● TASK INSTRUCTIONS:
The complete listing should be restated exactly.
___ MATERIAL PROVIDED
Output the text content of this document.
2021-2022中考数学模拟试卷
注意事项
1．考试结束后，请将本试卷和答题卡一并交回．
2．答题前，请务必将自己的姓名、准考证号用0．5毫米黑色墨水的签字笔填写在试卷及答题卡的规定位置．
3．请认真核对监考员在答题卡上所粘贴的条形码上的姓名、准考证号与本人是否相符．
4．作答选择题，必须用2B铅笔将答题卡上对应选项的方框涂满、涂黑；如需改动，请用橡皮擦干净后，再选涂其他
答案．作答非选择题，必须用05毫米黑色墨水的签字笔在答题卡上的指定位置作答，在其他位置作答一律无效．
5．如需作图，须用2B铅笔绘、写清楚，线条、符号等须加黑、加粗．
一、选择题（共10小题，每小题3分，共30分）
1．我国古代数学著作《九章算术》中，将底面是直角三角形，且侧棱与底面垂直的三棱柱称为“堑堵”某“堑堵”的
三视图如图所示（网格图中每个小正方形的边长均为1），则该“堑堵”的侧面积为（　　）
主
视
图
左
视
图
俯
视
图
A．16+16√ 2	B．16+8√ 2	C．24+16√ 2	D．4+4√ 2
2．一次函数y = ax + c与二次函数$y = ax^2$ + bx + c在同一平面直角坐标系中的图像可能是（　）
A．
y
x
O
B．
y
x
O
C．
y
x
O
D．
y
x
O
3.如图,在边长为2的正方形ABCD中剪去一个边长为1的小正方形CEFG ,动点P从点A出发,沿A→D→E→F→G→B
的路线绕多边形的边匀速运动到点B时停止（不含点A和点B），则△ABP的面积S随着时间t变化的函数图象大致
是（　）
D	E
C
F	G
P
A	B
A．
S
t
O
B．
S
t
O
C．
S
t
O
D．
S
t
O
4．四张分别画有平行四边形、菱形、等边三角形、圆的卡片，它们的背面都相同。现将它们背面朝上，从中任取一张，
______
● ANSWER TO THIS TASK:
Output the text content of this document.
2021-2022中考数学模拟试卷
注意事项
1．考试结束后，请将本试卷和答题卡一并交回．
2．答题前，请务必将自己的姓名、准考证号用0．5毫米黑色墨水的签字笔填写在试卷及答题卡的规定位置．
3．请认真核对监考员在答题卡上所粘贴的条形码上的姓名、准考证号与本人是否相符．
4．作答选择题，必须用2B铅笔将答题卡上对应选项的方框涂满、涂黑；如需改动，请用橡皮擦干净后，再选涂其他
答案．作答非选择题，必须用05毫米黑色墨水的签字笔在答题卡上的指定位置作答，在其他位置作答一律无效．
5．如需作图，须用2B铅笔绘、写清楚，线条、符号等须加黑、加粗．
一、选择题（共10小题，每小题3分，共30分）
1．我国古代数学著作《九章算术》中，将底面是直角三角形，且侧棱与底面垂直的三棱柱称为“堑堵”某“堑堵”的
三视图如图所示（网格图中每个小正方形的边长均为1），则该“堑堵”的侧面积为（　　）
主
视
图
左
视
图
俯
视
图
A．16+16√ 2	B．16+8√ 2	C．24+16√ 2	D．4+4√ 2
2．一次函数y = ax + c与二次函数$y = ax^2$ + bx + c在同一平面直角坐标系中的图像可能是（　）
A．
y
x
O
B．
y
x
O
C．
y
x
O
D．
y
x
O
3.如图,在边长为2的正方形ABCD中剪去一个边长为1的小正方形CEFG ,动点P从点A出发,沿A→D→E→F→G→B
的路线绕多边形的边匀速运动到点B时停止（不含点A和点B），则△ABP的面积S随着时间t变化的函数图象大致
是（　）
D	E
C
F	G
P
A	B
A．
S
t
O
B．
S
t
O
C．
S
t
O
D．
S
t
O
4．四张分别画有平行四边形、菱形、等边三角形、圆的卡片，它们的背面都相同。现将它们背面朝上，从中任取一张，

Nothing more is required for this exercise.